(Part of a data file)
— start —

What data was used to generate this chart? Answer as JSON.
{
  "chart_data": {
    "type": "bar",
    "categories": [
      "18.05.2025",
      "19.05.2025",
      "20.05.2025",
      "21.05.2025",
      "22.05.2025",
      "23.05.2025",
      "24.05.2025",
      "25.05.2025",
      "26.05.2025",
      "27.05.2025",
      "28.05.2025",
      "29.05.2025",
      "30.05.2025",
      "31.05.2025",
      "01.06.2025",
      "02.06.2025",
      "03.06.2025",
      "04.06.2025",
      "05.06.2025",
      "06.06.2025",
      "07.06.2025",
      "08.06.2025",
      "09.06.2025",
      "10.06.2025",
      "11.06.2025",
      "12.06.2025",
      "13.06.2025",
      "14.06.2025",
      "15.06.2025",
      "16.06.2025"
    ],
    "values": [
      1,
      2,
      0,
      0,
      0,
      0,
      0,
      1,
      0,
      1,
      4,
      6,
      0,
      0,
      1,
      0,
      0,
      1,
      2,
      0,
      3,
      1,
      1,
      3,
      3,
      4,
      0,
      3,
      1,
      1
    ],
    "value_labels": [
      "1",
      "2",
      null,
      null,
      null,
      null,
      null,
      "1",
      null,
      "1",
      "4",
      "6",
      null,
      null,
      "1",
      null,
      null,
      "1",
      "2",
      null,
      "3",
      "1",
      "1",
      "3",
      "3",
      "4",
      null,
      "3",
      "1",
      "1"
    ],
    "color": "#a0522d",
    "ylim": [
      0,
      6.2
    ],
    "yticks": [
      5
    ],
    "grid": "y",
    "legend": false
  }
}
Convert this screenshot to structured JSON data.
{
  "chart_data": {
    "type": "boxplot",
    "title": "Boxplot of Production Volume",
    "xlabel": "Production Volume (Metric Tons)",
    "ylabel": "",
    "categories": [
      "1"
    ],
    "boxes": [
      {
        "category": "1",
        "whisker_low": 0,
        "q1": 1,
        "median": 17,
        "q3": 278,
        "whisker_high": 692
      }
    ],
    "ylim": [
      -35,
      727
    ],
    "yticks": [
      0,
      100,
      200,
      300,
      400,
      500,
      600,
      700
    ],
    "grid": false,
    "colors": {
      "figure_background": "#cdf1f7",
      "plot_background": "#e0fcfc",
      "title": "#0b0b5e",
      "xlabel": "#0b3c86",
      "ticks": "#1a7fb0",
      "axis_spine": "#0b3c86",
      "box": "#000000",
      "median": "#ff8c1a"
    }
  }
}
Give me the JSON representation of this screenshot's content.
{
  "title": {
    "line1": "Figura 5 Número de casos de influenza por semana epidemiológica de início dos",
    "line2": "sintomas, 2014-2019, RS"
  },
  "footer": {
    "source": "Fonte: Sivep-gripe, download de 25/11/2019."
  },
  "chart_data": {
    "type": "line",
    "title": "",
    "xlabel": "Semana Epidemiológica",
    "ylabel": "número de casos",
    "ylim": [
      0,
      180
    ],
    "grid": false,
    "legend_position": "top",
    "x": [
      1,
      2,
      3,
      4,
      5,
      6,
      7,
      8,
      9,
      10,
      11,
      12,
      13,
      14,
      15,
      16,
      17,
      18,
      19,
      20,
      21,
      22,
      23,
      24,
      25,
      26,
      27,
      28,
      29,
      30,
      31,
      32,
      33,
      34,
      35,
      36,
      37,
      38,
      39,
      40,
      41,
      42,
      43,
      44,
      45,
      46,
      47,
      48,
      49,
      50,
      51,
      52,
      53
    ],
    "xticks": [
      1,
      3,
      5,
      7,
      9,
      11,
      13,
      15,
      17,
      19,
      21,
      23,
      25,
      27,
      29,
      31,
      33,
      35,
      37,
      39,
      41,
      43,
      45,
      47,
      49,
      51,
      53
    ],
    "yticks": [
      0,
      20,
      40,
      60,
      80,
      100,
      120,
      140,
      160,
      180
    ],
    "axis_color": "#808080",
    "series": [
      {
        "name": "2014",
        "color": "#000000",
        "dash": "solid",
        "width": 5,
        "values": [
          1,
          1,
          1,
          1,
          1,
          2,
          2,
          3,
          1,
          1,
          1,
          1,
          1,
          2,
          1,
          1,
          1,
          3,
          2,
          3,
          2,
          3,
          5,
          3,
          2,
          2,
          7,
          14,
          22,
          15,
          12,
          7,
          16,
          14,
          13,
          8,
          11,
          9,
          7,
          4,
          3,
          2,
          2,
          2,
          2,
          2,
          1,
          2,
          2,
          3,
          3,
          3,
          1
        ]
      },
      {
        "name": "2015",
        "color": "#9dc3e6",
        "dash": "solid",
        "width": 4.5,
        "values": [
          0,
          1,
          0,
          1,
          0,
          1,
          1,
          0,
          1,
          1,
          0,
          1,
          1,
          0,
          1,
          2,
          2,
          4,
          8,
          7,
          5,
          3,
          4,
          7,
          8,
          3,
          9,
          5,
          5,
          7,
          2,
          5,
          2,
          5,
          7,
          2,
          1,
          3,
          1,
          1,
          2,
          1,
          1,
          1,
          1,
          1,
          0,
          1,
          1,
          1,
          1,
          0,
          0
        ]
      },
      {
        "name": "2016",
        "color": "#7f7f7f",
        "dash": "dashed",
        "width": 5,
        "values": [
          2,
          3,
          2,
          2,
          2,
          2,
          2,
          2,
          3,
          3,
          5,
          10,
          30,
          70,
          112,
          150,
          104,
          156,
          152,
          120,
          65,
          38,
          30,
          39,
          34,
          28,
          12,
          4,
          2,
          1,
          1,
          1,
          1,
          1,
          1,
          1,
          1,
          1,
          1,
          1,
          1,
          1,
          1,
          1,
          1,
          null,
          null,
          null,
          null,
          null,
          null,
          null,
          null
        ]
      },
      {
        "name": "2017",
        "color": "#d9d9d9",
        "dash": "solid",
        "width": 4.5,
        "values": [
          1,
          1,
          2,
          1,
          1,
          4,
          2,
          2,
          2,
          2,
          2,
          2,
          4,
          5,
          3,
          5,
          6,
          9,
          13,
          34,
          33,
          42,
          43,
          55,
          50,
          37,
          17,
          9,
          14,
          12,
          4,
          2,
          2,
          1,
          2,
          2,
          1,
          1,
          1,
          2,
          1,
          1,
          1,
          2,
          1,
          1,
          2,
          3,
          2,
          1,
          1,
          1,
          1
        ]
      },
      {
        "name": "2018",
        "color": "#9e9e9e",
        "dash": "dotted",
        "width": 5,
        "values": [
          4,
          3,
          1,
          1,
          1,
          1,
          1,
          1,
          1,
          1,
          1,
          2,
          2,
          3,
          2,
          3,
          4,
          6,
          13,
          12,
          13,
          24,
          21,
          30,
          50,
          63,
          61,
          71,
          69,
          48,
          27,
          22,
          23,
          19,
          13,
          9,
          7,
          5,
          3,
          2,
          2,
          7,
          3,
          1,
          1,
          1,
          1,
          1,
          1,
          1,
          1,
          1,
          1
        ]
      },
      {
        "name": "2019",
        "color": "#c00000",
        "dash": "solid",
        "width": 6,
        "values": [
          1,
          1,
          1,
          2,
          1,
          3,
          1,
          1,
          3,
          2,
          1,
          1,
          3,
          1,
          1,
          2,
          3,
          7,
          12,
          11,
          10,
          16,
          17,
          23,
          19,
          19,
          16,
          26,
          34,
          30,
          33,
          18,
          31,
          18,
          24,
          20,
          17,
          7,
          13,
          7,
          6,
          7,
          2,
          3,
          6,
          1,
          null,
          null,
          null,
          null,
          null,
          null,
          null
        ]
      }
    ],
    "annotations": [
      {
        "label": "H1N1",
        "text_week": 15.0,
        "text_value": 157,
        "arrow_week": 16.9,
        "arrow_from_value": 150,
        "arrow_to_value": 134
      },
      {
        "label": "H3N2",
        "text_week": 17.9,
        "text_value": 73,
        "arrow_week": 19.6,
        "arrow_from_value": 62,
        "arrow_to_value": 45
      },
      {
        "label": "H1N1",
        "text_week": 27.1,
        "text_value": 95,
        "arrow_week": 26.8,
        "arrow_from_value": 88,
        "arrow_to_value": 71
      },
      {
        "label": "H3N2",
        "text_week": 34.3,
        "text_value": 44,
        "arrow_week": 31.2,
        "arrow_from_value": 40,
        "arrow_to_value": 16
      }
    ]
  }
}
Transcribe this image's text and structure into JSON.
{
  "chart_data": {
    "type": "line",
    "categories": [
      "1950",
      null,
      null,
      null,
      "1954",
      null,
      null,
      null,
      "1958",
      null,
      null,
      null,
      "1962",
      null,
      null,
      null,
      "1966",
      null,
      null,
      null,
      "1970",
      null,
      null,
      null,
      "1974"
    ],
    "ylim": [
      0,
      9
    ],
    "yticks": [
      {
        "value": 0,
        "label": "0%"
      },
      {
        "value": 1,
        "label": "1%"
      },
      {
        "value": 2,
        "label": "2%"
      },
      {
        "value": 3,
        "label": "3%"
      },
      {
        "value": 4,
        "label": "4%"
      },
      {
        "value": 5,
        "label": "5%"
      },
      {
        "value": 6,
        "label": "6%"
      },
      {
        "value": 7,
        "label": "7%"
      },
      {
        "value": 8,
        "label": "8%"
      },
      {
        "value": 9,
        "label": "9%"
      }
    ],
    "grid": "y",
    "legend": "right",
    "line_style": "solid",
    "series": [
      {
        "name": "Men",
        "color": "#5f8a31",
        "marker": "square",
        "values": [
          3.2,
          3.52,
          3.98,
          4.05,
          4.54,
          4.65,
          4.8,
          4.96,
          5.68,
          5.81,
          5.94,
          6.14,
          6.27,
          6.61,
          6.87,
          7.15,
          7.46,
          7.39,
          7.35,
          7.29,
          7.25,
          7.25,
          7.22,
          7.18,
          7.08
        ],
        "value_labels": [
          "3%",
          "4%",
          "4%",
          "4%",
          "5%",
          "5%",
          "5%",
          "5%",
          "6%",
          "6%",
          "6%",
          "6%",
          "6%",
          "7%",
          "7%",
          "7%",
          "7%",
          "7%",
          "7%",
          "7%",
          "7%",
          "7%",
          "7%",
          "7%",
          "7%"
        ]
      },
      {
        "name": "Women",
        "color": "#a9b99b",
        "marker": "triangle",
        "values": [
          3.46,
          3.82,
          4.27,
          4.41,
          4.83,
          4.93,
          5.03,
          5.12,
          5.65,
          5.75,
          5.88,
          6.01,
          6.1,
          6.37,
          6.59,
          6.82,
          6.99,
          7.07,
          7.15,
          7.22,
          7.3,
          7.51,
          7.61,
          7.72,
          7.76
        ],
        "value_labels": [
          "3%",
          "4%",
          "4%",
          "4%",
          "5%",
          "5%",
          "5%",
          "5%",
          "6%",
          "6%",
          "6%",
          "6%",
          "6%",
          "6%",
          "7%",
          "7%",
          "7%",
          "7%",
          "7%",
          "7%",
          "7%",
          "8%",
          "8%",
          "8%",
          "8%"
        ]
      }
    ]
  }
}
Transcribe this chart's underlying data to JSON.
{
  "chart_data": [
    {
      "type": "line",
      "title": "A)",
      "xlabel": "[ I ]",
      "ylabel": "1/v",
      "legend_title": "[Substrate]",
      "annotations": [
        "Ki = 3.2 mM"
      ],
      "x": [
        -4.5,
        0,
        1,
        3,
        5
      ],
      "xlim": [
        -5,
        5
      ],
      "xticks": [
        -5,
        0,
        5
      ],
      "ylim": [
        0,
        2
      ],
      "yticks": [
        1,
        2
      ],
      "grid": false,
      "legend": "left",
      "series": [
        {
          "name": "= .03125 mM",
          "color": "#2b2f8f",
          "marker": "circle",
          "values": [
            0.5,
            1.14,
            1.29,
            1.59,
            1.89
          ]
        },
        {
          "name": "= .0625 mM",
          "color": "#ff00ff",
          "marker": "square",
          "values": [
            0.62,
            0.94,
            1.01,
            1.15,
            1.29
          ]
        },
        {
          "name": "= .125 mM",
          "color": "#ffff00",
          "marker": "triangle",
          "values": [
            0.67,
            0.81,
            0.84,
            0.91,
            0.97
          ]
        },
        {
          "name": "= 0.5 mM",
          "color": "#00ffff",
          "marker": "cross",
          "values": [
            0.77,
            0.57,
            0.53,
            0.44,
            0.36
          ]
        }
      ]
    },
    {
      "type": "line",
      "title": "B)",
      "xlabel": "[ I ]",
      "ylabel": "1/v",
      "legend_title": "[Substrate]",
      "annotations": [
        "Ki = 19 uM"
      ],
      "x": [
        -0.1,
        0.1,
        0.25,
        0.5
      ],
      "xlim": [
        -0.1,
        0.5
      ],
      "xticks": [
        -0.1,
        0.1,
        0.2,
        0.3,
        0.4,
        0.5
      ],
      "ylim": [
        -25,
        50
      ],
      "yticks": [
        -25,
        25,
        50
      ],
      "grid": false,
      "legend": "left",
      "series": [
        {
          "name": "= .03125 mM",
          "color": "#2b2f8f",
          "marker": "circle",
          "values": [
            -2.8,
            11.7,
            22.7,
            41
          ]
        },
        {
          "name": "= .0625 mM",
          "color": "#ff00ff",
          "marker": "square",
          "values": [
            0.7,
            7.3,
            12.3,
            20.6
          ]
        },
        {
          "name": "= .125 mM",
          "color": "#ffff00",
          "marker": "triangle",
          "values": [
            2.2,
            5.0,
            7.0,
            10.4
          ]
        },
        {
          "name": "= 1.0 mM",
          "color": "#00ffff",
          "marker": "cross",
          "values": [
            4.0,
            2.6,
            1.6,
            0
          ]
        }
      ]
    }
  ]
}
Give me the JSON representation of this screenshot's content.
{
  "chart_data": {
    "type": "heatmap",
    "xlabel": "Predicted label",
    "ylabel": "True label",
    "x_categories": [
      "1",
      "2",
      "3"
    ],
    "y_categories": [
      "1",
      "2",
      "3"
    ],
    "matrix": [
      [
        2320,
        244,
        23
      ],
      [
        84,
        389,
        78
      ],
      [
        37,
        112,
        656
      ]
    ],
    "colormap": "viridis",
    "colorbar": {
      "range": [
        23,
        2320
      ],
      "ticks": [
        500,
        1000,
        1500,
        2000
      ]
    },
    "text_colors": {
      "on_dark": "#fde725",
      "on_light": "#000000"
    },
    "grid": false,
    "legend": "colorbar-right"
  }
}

— end —

### [Short exercise]
Check each line of the records for the word "casos" and extract those that contain it.

### [Answer to the problem]
    "line1": "Figura 5 Número de casos de influenza por semana epidemiológica de início dos",
    "ylabel": "número de casos",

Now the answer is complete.